Restate all of the data exactly.

= = =

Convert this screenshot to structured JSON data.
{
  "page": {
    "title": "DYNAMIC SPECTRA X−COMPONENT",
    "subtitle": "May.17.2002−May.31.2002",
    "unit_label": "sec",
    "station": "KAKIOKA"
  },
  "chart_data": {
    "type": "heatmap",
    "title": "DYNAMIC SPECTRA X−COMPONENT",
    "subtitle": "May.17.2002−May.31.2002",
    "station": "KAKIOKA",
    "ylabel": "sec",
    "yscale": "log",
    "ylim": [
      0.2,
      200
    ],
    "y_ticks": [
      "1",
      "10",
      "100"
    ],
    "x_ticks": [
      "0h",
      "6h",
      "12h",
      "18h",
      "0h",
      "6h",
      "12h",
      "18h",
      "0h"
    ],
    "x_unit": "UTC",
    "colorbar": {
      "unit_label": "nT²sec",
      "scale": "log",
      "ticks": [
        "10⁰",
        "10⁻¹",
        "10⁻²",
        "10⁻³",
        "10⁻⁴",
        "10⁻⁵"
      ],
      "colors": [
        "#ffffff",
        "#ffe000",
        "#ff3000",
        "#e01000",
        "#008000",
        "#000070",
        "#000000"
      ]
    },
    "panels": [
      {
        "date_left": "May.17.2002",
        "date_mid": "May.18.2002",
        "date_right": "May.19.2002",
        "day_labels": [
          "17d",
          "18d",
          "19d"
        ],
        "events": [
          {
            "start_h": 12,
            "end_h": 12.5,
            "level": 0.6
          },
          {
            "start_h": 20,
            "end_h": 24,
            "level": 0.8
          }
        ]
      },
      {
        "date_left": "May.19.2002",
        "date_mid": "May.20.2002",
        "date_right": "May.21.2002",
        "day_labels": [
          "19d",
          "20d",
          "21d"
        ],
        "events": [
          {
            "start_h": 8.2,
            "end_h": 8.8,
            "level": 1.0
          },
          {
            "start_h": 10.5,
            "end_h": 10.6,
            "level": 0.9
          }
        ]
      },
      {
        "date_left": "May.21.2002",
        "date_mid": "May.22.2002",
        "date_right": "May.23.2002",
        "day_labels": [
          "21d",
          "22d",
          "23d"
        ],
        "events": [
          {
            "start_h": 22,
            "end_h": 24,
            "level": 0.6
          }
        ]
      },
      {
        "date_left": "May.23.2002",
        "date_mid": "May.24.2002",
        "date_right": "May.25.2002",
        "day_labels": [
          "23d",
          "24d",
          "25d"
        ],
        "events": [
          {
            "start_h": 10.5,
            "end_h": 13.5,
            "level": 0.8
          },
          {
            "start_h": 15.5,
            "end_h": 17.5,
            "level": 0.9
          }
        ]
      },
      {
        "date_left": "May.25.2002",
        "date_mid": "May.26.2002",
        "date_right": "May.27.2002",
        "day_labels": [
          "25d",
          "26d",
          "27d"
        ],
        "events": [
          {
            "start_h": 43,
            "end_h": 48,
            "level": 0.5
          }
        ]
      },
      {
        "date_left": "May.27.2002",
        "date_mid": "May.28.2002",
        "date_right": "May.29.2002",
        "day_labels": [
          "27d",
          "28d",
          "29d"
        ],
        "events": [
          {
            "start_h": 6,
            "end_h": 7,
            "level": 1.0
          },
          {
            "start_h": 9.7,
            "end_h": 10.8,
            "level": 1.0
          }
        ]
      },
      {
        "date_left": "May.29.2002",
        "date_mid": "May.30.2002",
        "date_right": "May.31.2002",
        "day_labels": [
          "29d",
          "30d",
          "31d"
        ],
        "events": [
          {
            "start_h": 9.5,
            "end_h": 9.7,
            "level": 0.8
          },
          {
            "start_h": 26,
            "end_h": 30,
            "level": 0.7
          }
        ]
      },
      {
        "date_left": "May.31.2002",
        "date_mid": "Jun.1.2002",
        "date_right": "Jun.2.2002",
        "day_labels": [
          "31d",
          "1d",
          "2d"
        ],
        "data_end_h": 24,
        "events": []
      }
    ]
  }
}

= = =

▶ Output of the exercise:
Convert this screenshot to structured JSON data.
{
  "page": {
    "title": "DYNAMIC SPECTRA X−COMPONENT",
    "subtitle": "May.17.2002−May.31.2002",
    "unit_label": "sec",
    "station": "KAKIOKA"
  },
  "chart_data": {
    "type": "heatmap",
    "title": "DYNAMIC SPECTRA X−COMPONENT",
    "subtitle": "May.17.2002−May.31.2002",
    "station": "KAKIOKA",
    "ylabel": "sec",
    "yscale": "log",
    "ylim": [
      0.2,
      200
    ],
    "y_ticks": [
      "1",
      "10",
      "100"
    ],
    "x_ticks": [
      "0h",
      "6h",
      "12h",
      "18h",
      "0h",
      "6h",
      "12h",
      "18h",
      "0h"
    ],
    "x_unit": "UTC",
    "colorbar": {
      "unit_label": "nT²sec",
      "scale": "log",
      "ticks": [
        "10⁰",
        "10⁻¹",
        "10⁻²",
        "10⁻³",
        "10⁻⁴",
        "10⁻⁵"
      ],
      "colors": [
        "#ffffff",
        "#ffe000",
        "#ff3000",
        "#e01000",
        "#008000",
        "#000070",
        "#000000"
      ]
    },
    "panels": [
      {
        "date_left": "May.17.2002",
        "date_mid": "May.18.2002",
        "date_right": "May.19.2002",
        "day_labels": [
          "17d",
          "18d",
          "19d"
        ],
        "events": [
          {
            "start_h": 12,
            "end_h": 12.5,
            "level": 0.6
          },
          {
            "start_h": 20,
            "end_h": 24,
            "level": 0.8
          }
        ]
      },
      {
        "date_left": "May.19.2002",
        "date_mid": "May.20.2002",
        "date_right": "May.21.2002",
        "day_labels": [
          "19d",
          "20d",
          "21d"
        ],
        "events": [
          {
            "start_h": 8.2,
            "end_h": 8.8,
            "level": 1.0
          },
          {
            "start_h": 10.5,
            "end_h": 10.6,
            "level": 0.9
          }
        ]
      },
      {
        "date_left": "May.21.2002",
        "date_mid": "May.22.2002",
        "date_right": "May.23.2002",
        "day_labels": [
          "21d",
          "22d",
          "23d"
        ],
        "events": [
          {
            "start_h": 22,
            "end_h": 24,
            "level": 0.6
          }
        ]
      },
      {
        "date_left": "May.23.2002",
        "date_mid": "May.24.2002",
        "date_right": "May.25.2002",
        "day_labels": [
          "23d",
          "24d",
          "25d"
        ],
        "events": [
          {
            "start_h": 10.5,
            "end_h": 13.5,
            "level": 0.8
          },
          {
            "start_h": 15.5,
            "end_h": 17.5,
            "level": 0.9
          }
        ]
      },
      {
        "date_left": "May.25.2002",
        "date_mid": "May.26.2002",
        "date_right": "May.27.2002",
        "day_labels": [
          "25d",
          "26d",
          "27d"
        ],
        "events": [
          {
            "start_h": 43,
            "end_h": 48,
            "level": 0.5
          }
        ]
      },
      {
        "date_left": "May.27.2002",
        "date_mid": "May.28.2002",
        "date_right": "May.29.2002",
        "day_labels": [
          "27d",
          "28d",
          "29d"
        ],
        "events": [
          {
            "start_h": 6,
            "end_h": 7,
            "level": 1.0
          },
          {
            "start_h": 9.7,
            "end_h": 10.8,
            "level": 1.0
          }
        ]
      },
      {
        "date_left": "May.29.2002",
        "date_mid": "May.30.2002",
        "date_right": "May.31.2002",
        "day_labels": [
          "29d",
          "30d",
          "31d"
        ],
        "events": [
          {
            "start_h": 9.5,
            "end_h": 9.7,
            "level": 0.8
          },
          {
            "start_h": 26,
            "end_h": 30,
            "level": 0.7
          }
        ]
      },
      {
        "date_left": "May.31.2002",
        "date_mid": "Jun.1.2002",
        "date_right": "Jun.2.2002",
        "day_labels": [
          "31d",
          "1d",
          "2d"
        ],
        "data_end_h": 24,
        "events": []
      }
    ]
  }
}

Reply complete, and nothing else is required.